__DOCUMENT EXTRACT__:
All Or Nothing Thinking

4 Ways the All-Or-Nothing Thinking Impacts Staying on Track

March 17, 2021

All-Or-Nothing Thinking: You’ve decided to take a trip. Not just any trip, but a long getaway to an oasis of your choosing. Destination in mind, you resolve to prepare for the long journey ahead. After all, this destination is so spectacular that any amount of effort you’ll need to exert to get there will be worth it.

Bag packed, train ticket in hand, you set out on your new adventure. Stuck to the side of your luggage is an “Oasis or Bust” sticker, a personal reminder of your fervent resolve.

All-Or-Nothing Thinking

Many of us begin new adventures with that same sticker stuck in our minds: we must stay on track this time, no matter what.

  • We will follow the diet plan to perfection or we will not follow it at all.
  • We will never miss a gym day because we are serious this time. Until we are not.

All-or-nothing thinking colors the world in black and white, with no room for hues of gray, blue, yellow, or red. While the intention may be noble (who wouldn’t like to think of themselves as capable of perfection?), it can lead to disastrous results.

This dualistic thinking pattern can completely miss the whole point of the journey and often leads to either the wrong destination or back to where you started.

Getting Off Track

Even with the best of intentions, all-or-nothing thinking can derail you from staying on track in a number of ways.

1.

Blinds you from seeing the big picture

Often we confuse staying on track with following our weight loss plan. Staying on track means moving toward our goals and ultimately our values. Remember, it is possible to move toward your goals while not following the weight loss plan with absolute precision.

Consider an example. Ok, so you may have gained 5 pounds over the past month. However, overall you are down 50 pounds from where you originally started. Have you failed the program because of the recent weight gain? No, but when you are so focused on completing your weight loss plans to a T, it is easy to “lose the forest for the trees” and begin to think this setback means you have failed.

When you can’t see the forest anymore, you risk losing what was motivating you to begin with; it becomes far more likely that you will give up.

Data excerpts

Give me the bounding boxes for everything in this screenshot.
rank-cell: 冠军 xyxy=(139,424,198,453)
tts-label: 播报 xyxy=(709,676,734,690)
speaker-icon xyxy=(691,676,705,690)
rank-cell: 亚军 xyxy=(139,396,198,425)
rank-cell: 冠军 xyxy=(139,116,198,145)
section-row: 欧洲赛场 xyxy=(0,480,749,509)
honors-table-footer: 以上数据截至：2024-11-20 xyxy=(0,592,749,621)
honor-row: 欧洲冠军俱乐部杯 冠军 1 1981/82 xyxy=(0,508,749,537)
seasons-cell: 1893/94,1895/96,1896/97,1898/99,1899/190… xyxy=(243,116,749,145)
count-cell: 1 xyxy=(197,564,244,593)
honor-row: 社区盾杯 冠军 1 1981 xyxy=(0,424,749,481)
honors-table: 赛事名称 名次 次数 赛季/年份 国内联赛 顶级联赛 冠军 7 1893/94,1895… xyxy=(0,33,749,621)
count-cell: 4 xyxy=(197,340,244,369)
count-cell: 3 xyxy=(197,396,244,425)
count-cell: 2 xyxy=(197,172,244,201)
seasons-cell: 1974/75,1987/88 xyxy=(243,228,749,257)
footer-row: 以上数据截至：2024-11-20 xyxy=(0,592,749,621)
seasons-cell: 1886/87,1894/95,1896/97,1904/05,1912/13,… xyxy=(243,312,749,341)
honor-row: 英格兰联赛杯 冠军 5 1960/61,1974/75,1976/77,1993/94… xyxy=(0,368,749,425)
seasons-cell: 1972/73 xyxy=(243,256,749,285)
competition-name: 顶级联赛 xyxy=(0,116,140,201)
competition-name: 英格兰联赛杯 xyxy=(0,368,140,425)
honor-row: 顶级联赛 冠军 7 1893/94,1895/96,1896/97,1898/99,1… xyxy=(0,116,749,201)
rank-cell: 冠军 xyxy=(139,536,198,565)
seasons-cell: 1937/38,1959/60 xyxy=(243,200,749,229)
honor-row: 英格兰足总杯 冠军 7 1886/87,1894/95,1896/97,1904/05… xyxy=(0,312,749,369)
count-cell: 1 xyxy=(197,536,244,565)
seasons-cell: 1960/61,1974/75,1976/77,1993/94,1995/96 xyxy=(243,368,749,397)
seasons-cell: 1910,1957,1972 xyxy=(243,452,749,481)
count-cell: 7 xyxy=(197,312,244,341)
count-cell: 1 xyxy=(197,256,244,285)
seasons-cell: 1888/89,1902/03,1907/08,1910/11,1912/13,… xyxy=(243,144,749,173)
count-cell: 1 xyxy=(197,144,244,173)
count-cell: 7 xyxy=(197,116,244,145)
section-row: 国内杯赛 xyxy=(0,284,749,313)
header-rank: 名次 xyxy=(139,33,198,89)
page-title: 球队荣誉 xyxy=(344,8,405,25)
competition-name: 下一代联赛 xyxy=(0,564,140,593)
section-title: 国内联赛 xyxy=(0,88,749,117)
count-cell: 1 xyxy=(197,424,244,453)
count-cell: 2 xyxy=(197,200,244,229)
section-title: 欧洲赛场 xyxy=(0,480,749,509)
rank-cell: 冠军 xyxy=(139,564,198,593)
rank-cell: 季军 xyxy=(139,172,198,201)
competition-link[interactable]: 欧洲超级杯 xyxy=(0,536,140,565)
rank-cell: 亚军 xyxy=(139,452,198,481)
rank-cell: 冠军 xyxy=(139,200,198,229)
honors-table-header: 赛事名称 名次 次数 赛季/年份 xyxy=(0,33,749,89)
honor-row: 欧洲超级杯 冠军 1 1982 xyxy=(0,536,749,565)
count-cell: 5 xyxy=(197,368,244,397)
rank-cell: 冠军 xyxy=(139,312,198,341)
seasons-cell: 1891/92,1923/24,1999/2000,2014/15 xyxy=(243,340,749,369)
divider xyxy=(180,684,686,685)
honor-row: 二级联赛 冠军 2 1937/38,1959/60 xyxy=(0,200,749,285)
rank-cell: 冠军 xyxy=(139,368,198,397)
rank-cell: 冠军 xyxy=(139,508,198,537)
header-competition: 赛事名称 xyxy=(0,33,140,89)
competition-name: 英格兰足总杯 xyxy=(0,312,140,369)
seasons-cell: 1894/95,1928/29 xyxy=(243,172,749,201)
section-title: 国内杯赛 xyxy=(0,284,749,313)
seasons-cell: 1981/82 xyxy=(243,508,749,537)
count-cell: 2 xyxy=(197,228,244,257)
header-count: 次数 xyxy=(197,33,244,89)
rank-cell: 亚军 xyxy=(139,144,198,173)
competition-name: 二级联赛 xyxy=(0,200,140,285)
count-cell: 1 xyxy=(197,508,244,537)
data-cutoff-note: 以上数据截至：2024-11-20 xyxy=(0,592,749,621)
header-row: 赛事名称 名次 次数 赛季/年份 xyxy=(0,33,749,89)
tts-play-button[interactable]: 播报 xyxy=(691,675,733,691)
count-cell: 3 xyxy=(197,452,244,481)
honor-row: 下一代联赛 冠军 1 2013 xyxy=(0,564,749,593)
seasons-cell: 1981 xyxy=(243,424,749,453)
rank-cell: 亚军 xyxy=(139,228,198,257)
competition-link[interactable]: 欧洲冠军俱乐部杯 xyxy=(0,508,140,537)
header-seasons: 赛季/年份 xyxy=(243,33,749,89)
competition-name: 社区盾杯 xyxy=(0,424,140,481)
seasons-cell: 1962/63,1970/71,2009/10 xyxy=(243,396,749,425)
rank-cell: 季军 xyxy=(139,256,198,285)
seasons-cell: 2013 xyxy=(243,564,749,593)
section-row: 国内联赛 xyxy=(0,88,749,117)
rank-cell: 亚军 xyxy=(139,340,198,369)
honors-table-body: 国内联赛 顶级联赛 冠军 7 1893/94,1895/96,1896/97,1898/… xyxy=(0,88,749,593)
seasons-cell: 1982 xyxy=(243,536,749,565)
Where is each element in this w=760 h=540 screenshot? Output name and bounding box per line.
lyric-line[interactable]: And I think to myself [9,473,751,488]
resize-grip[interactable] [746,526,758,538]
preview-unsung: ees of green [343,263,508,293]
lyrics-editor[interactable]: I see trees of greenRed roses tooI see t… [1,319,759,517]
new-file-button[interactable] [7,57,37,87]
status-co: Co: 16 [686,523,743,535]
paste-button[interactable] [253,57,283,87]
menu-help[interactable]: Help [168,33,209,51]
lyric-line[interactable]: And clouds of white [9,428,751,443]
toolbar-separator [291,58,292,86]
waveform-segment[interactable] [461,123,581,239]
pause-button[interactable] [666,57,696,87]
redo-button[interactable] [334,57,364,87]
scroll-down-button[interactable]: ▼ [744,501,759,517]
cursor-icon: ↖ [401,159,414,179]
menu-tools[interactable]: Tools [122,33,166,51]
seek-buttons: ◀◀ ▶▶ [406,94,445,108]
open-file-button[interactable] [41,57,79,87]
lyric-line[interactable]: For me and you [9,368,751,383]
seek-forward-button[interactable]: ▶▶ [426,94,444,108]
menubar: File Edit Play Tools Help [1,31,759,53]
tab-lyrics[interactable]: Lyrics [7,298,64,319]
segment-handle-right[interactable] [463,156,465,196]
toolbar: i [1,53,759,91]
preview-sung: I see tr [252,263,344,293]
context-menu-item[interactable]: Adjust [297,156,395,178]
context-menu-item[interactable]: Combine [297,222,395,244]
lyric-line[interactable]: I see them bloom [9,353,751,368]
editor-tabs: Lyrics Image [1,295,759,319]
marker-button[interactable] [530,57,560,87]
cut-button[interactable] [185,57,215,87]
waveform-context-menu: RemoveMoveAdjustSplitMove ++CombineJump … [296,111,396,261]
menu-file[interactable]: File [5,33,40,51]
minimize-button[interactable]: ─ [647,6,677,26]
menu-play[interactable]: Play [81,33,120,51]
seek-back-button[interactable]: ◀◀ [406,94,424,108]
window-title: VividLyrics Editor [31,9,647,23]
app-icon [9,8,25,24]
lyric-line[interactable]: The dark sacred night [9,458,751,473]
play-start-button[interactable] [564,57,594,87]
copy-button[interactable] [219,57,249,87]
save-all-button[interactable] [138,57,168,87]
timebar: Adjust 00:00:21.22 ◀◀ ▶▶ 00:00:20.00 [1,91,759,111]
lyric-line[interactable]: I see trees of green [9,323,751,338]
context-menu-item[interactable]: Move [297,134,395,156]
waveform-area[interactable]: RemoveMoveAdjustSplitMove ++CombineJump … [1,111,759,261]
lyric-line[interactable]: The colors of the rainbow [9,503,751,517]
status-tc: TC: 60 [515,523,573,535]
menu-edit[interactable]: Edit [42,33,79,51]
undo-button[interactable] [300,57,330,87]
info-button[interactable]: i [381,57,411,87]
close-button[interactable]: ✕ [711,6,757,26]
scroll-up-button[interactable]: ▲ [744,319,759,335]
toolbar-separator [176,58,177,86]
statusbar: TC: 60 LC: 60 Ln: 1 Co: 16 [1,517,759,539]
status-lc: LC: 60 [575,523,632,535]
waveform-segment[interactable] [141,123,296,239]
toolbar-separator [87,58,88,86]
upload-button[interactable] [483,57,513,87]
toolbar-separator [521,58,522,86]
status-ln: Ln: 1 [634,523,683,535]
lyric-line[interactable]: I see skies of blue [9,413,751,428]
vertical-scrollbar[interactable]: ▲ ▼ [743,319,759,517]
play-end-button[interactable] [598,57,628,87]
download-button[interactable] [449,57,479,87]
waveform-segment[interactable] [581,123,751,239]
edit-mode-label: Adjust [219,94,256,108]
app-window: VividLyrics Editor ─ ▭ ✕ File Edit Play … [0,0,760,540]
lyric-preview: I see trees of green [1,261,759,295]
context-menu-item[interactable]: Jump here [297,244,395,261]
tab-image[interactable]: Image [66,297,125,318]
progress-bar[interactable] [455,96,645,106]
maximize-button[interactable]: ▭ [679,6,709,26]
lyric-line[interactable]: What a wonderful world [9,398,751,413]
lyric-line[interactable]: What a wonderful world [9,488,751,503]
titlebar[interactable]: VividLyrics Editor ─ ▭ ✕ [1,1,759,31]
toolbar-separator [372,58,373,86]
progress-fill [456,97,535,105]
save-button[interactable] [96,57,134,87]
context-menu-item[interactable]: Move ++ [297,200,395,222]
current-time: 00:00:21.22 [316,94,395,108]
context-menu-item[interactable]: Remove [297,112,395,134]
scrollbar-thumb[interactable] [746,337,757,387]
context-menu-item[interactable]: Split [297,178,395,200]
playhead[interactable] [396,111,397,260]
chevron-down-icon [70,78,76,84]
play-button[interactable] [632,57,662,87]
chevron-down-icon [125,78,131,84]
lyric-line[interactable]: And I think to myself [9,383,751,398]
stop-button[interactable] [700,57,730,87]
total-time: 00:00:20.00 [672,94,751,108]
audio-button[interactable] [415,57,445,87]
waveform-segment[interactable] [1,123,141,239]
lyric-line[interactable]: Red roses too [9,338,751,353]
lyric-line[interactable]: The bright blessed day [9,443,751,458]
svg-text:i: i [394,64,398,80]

__STUDY QUESTIONS__:
• 1. State whether each statement agrees with the article on all-or-nothing thinking, answering yes or no and quoting the words from the article that decide it. (a) The sticker on the luggage reads "Destination or Bust." (b) In the weight example, the person is down 50 pounds overall from where they started. (c) The article claims that staying on track means following the weight loss plan with absolute precision.
• 2. Output the passage from the article on all-or-nothing thinking, starting with "All Or Nothing" and going on through "be worth it.".
The data excerpts are separate material and are unrelated to the article on all-or-nothing thinking.

__SOLVED PROBLEMS__:
• 1.
(a) No: "an “Oasis or Bust” sticker"
(b) Yes: "overall you are down 50 pounds from where you originally started"
(c) No: "it is possible to move toward your goals while not following the weight loss plan with absolute precision"

• 2.
All Or Nothing Thinking

4 Ways the All-Or-Nothing Thinking Impacts Staying on Track

March 17, 2021

All-Or-Nothing Thinking: You’ve decided to take a trip. Not just any trip, but a long getaway to an oasis of your choosing. Destination in mind, you resolve to prepare for the long journey ahead. After all, this destination is so spectacular that any amount of effort you’ll need to exert to get there will be worth it.